Records from a data collection
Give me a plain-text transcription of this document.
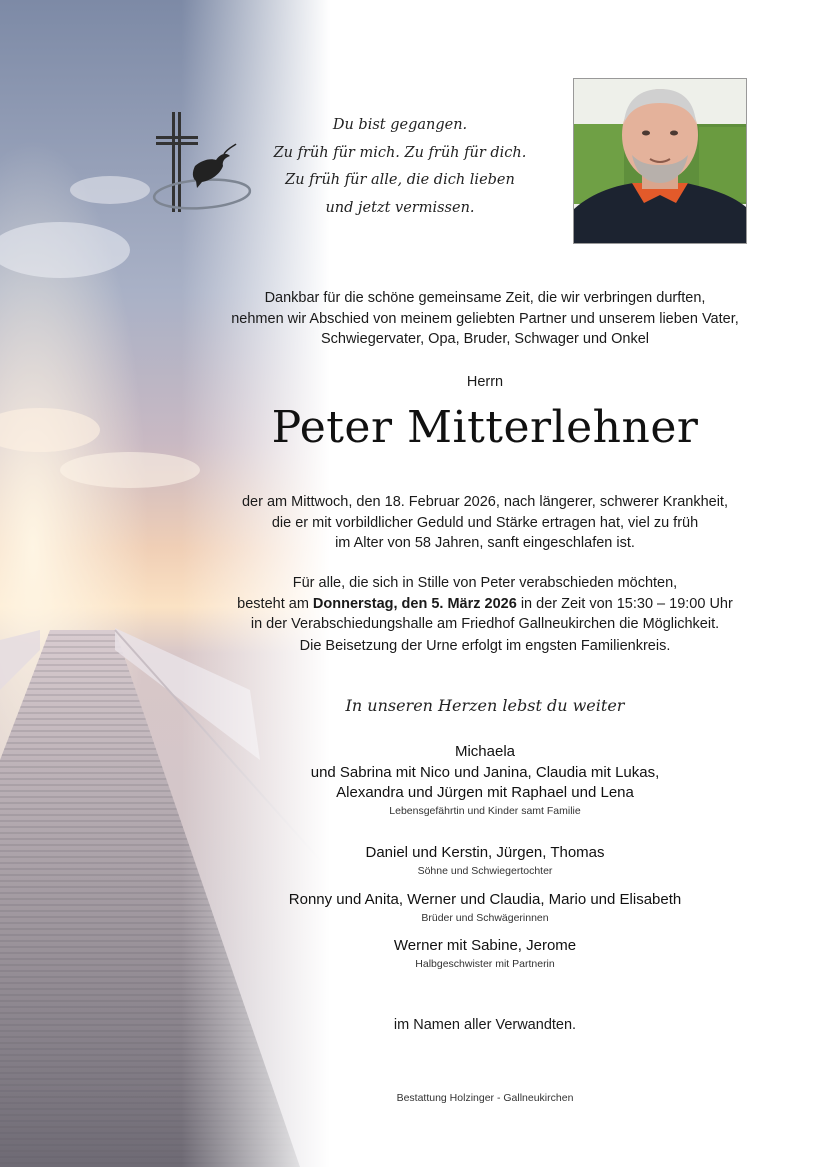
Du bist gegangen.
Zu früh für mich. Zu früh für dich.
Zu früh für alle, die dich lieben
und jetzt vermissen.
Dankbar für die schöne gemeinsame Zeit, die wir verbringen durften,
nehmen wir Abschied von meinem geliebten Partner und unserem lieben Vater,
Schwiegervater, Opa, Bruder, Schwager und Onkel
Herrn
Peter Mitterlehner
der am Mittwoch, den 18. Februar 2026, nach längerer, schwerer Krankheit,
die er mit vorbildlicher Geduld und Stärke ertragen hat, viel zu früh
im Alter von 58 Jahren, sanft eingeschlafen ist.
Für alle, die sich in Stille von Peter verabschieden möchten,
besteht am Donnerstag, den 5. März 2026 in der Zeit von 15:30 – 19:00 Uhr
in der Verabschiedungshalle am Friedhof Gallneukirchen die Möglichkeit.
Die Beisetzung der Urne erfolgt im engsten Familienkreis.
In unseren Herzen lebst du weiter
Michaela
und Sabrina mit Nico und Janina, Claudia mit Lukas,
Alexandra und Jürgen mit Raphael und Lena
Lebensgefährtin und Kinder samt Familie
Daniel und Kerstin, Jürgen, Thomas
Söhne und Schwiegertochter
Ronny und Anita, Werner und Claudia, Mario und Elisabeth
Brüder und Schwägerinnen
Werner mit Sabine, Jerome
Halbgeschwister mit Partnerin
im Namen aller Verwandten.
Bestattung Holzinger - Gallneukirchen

...

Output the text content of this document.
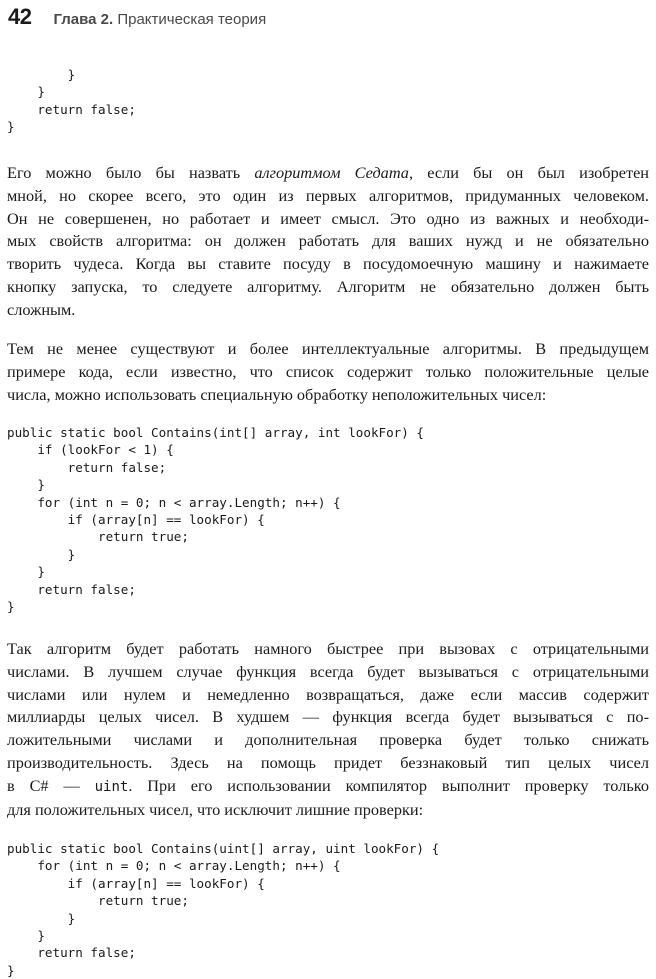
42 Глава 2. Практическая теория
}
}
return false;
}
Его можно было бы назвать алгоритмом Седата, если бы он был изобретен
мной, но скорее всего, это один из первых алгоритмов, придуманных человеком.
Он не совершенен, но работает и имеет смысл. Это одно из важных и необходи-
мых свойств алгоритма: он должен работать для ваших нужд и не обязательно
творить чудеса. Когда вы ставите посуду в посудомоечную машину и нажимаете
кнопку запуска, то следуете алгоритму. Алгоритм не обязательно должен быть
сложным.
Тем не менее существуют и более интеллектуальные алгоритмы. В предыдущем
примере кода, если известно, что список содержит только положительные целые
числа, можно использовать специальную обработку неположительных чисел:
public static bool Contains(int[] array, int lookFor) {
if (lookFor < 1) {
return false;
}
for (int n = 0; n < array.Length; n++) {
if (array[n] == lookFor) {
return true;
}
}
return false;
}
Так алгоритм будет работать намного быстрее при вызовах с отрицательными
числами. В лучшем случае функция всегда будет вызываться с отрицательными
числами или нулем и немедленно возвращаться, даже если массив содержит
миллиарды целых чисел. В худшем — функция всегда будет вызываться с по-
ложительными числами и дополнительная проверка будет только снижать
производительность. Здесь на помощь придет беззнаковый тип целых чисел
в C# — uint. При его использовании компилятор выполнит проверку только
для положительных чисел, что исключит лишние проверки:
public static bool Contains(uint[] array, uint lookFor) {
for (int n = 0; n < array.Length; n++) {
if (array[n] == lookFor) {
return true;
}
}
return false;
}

Task
Read the entries and show each line that mentions "только".

Task solution
примере кода, если известно, что список содержит только положительные целые
ложительными числами и дополнительная проверка будет только снижать
в C# — uint. При его использовании компилятор выполнит проверку только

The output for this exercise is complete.